* [Given task]:
Rewrite the records below, from the very first line down through the line containing "link-ria-rating[interactable]: РИА Рейтинг", with "search-icon" replaced by "magnifier-icon" and everything else left unchanged.

*** Stored records ***

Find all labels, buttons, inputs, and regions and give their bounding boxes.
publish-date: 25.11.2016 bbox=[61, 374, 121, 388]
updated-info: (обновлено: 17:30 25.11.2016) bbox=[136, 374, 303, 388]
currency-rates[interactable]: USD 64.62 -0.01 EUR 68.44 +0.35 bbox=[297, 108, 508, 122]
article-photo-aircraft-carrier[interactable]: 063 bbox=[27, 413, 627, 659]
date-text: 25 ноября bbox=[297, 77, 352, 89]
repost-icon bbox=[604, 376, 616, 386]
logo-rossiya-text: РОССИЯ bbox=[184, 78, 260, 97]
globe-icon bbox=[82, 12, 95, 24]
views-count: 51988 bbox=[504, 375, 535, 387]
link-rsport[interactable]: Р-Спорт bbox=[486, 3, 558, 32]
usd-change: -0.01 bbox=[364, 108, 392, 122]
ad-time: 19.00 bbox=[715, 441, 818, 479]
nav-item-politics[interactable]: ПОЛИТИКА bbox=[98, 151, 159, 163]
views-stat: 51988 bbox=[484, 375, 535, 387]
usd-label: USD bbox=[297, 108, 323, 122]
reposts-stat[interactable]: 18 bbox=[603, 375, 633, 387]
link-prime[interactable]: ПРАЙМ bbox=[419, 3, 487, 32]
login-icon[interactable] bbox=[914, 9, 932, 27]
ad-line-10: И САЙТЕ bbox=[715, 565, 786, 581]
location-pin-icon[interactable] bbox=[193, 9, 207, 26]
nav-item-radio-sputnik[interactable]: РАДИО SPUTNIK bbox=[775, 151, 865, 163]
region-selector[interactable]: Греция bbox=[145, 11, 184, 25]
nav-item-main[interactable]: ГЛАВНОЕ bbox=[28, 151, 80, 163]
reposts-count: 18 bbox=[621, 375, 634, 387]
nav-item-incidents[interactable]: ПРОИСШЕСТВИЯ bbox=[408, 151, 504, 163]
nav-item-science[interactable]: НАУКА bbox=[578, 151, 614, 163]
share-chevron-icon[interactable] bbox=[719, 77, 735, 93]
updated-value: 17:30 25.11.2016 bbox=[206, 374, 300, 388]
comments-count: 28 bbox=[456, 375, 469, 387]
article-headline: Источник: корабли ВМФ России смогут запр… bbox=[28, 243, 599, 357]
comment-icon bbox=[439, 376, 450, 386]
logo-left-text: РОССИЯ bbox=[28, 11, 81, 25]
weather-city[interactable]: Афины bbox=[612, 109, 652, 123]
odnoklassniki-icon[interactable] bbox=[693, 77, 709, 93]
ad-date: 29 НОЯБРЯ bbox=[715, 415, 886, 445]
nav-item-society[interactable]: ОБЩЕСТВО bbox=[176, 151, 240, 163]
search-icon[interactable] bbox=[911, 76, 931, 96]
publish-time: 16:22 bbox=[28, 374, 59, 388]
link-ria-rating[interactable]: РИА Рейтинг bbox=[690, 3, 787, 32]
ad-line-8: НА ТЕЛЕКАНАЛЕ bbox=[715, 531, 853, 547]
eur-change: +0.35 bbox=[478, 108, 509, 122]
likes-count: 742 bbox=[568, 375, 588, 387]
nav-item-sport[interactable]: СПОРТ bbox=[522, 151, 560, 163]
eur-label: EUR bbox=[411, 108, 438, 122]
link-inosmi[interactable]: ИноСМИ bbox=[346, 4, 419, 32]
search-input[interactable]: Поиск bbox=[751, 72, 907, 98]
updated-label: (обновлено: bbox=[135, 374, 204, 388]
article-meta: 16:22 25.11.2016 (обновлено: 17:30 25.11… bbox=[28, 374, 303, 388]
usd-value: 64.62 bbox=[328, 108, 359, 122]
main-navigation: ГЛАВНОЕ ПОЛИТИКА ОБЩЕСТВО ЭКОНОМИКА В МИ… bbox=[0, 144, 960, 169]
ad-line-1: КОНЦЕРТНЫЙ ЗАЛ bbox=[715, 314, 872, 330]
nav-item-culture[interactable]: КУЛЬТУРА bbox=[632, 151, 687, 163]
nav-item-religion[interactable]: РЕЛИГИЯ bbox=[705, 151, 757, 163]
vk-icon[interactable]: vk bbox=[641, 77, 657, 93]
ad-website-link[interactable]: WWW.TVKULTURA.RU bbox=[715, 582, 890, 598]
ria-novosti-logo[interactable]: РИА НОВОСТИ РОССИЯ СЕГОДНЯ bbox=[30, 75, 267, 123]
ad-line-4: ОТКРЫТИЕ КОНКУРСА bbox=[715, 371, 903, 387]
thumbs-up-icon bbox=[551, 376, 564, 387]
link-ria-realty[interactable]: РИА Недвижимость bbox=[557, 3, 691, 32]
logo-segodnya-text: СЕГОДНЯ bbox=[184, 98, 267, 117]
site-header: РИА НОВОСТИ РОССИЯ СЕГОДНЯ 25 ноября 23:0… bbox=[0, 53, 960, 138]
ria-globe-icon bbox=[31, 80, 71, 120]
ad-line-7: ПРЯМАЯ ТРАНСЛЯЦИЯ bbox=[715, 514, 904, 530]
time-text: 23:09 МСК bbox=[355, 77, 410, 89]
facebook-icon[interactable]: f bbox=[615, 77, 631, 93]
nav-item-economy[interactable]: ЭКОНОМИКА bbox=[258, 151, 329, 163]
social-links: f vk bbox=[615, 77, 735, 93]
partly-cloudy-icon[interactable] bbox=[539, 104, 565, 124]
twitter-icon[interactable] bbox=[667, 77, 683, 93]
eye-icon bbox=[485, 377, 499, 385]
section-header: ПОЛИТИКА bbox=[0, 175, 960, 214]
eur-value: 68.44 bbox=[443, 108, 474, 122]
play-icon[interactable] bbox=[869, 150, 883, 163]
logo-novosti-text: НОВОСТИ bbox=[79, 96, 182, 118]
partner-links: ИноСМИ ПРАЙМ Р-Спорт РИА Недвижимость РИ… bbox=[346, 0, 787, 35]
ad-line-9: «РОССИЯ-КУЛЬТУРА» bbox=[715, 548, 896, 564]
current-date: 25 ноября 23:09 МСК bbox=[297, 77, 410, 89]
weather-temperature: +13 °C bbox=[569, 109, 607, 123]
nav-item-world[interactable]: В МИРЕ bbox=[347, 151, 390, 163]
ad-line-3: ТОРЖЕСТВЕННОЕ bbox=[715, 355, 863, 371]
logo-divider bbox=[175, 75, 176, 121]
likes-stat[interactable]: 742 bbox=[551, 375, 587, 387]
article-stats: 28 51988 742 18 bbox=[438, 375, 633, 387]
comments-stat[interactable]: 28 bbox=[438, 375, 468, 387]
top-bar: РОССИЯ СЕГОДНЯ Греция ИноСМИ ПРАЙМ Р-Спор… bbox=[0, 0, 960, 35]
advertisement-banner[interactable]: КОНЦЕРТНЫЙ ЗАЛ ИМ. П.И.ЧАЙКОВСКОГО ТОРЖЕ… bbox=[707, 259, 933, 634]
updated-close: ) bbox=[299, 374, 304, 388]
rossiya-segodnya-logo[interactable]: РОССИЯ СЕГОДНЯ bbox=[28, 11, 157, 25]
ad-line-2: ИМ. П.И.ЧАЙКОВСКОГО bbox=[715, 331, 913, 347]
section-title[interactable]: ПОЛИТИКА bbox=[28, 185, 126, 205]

***

* [Exercise output]:
Find all labels, buttons, inputs, and regions and give their bounding boxes.
publish-date: 25.11.2016 bbox=[61, 374, 121, 388]
updated-info: (обновлено: 17:30 25.11.2016) bbox=[136, 374, 303, 388]
currency-rates[interactable]: USD 64.62 -0.01 EUR 68.44 +0.35 bbox=[297, 108, 508, 122]
article-photo-aircraft-carrier[interactable]: 063 bbox=[27, 413, 627, 659]
date-text: 25 ноября bbox=[297, 77, 352, 89]
repost-icon bbox=[604, 376, 616, 386]
logo-rossiya-text: РОССИЯ bbox=[184, 78, 260, 97]
globe-icon bbox=[82, 12, 95, 24]
views-count: 51988 bbox=[504, 375, 535, 387]
link-rsport[interactable]: Р-Спорт bbox=[486, 3, 558, 32]
usd-change: -0.01 bbox=[364, 108, 392, 122]
ad-time: 19.00 bbox=[715, 441, 818, 479]
nav-item-politics[interactable]: ПОЛИТИКА bbox=[98, 151, 159, 163]
views-stat: 51988 bbox=[484, 375, 535, 387]
usd-label: USD bbox=[297, 108, 323, 122]
reposts-stat[interactable]: 18 bbox=[603, 375, 633, 387]
link-prime[interactable]: ПРАЙМ bbox=[419, 3, 487, 32]
login-icon[interactable] bbox=[914, 9, 932, 27]
ad-line-10: И САЙТЕ bbox=[715, 565, 786, 581]
location-pin-icon[interactable] bbox=[193, 9, 207, 26]
nav-item-radio-sputnik[interactable]: РАДИО SPUTNIK bbox=[775, 151, 865, 163]
region-selector[interactable]: Греция bbox=[145, 11, 184, 25]
nav-item-main[interactable]: ГЛАВНОЕ bbox=[28, 151, 80, 163]
reposts-count: 18 bbox=[621, 375, 634, 387]
nav-item-incidents[interactable]: ПРОИСШЕСТВИЯ bbox=[408, 151, 504, 163]
nav-item-science[interactable]: НАУКА bbox=[578, 151, 614, 163]
share-chevron-icon[interactable] bbox=[719, 77, 735, 93]
updated-value: 17:30 25.11.2016 bbox=[206, 374, 300, 388]
comments-count: 28 bbox=[456, 375, 469, 387]
article-headline: Источник: корабли ВМФ России смогут запр… bbox=[28, 243, 599, 357]
comment-icon bbox=[439, 376, 450, 386]
logo-left-text: РОССИЯ bbox=[28, 11, 81, 25]
weather-city[interactable]: Афины bbox=[612, 109, 652, 123]
odnoklassniki-icon[interactable] bbox=[693, 77, 709, 93]
ad-date: 29 НОЯБРЯ bbox=[715, 415, 886, 445]
nav-item-society[interactable]: ОБЩЕСТВО bbox=[176, 151, 240, 163]
magnifier-icon[interactable] bbox=[911, 76, 931, 96]
publish-time: 16:22 bbox=[28, 374, 59, 388]
link-ria-rating[interactable]: РИА Рейтинг bbox=[690, 3, 787, 32]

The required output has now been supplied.